### Task description
Print the listing below exactly.
========================================
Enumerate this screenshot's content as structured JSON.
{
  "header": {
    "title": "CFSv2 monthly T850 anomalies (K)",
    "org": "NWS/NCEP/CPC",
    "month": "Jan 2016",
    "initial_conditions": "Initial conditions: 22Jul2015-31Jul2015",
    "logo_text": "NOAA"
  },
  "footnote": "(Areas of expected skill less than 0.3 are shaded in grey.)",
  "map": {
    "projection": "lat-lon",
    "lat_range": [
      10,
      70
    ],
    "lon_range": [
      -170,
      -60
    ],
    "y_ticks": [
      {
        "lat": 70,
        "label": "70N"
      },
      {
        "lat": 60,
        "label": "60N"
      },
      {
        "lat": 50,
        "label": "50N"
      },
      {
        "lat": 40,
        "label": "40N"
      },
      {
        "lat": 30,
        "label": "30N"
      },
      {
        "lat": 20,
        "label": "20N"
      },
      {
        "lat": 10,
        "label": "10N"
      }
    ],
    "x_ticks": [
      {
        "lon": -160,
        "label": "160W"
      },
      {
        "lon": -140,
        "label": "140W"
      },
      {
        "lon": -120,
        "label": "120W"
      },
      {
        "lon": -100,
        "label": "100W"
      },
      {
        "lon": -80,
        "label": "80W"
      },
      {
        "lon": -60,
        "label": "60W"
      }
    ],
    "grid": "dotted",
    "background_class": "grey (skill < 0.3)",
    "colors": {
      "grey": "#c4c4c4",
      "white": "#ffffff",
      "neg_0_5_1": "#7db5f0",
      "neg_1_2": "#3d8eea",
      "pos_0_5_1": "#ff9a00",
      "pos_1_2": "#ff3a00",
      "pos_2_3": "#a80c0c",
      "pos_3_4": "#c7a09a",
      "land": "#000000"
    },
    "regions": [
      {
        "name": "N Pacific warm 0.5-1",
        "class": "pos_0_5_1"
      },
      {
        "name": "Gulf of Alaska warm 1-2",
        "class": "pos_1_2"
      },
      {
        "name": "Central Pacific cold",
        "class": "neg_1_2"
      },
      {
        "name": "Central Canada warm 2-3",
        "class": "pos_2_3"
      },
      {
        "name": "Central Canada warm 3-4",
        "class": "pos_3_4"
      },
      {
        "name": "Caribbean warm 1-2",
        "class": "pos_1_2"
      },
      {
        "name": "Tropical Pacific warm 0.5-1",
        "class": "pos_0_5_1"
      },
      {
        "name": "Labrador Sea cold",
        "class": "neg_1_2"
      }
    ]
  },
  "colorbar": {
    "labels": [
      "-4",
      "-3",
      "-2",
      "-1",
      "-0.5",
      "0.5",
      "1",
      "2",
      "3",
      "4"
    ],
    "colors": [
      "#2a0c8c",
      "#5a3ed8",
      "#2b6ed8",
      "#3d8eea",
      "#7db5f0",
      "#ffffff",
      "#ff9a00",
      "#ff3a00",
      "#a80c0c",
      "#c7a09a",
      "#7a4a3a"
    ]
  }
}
========================================
### Correct output
Enumerate this screenshot's content as structured JSON.
{
  "header": {
    "title": "CFSv2 monthly T850 anomalies (K)",
    "org": "NWS/NCEP/CPC",
    "month": "Jan 2016",
    "initial_conditions": "Initial conditions: 22Jul2015-31Jul2015",
    "logo_text": "NOAA"
  },
  "footnote": "(Areas of expected skill less than 0.3 are shaded in grey.)",
  "map": {
    "projection": "lat-lon",
    "lat_range": [
      10,
      70
    ],
    "lon_range": [
      -170,
      -60
    ],
    "y_ticks": [
      {
        "lat": 70,
        "label": "70N"
      },
      {
        "lat": 60,
        "label": "60N"
      },
      {
        "lat": 50,
        "label": "50N"
      },
      {
        "lat": 40,
        "label": "40N"
      },
      {
        "lat": 30,
        "label": "30N"
      },
      {
        "lat": 20,
        "label": "20N"
      },
      {
        "lat": 10,
        "label": "10N"
      }
    ],
    "x_ticks": [
      {
        "lon": -160,
        "label": "160W"
      },
      {
        "lon": -140,
        "label": "140W"
      },
      {
        "lon": -120,
        "label": "120W"
      },
      {
        "lon": -100,
        "label": "100W"
      },
      {
        "lon": -80,
        "label": "80W"
      },
      {
        "lon": -60,
        "label": "60W"
      }
    ],
    "grid": "dotted",
    "background_class": "grey (skill < 0.3)",
    "colors": {
      "grey": "#c4c4c4",
      "white": "#ffffff",
      "neg_0_5_1": "#7db5f0",
      "neg_1_2": "#3d8eea",
      "pos_0_5_1": "#ff9a00",
      "pos_1_2": "#ff3a00",
      "pos_2_3": "#a80c0c",
      "pos_3_4": "#c7a09a",
      "land": "#000000"
    },
    "regions": [
      {
        "name": "N Pacific warm 0.5-1",
        "class": "pos_0_5_1"
      },
      {
        "name": "Gulf of Alaska warm 1-2",
        "class": "pos_1_2"
      },
      {
        "name": "Central Pacific cold",
        "class": "neg_1_2"
      },
      {
        "name": "Central Canada warm 2-3",
        "class": "pos_2_3"
      },
      {
        "name": "Central Canada warm 3-4",
        "class": "pos_3_4"
      },
      {
        "name": "Caribbean warm 1-2",
        "class": "pos_1_2"
      },
      {
        "name": "Tropical Pacific warm 0.5-1",
        "class": "pos_0_5_1"
      },
      {
        "name": "Labrador Sea cold",
        "class": "neg_1_2"
      }
    ]
  },
  "colorbar": {
    "labels": [
      "-4",
      "-3",
      "-2",
      "-1",
      "-0.5",
      "0.5",
      "1",
      "2",
      "3",
      "4"
    ],
    "colors": [
      "#2a0c8c",
      "#5a3ed8",
      "#2b6ed8",
      "#3d8eea",
      "#7db5f0",
      "#ffffff",
      "#ff9a00",
      "#ff3a00",
      "#a80c0c",
      "#c7a09a",
      "#7a4a3a"
    ]
  }
}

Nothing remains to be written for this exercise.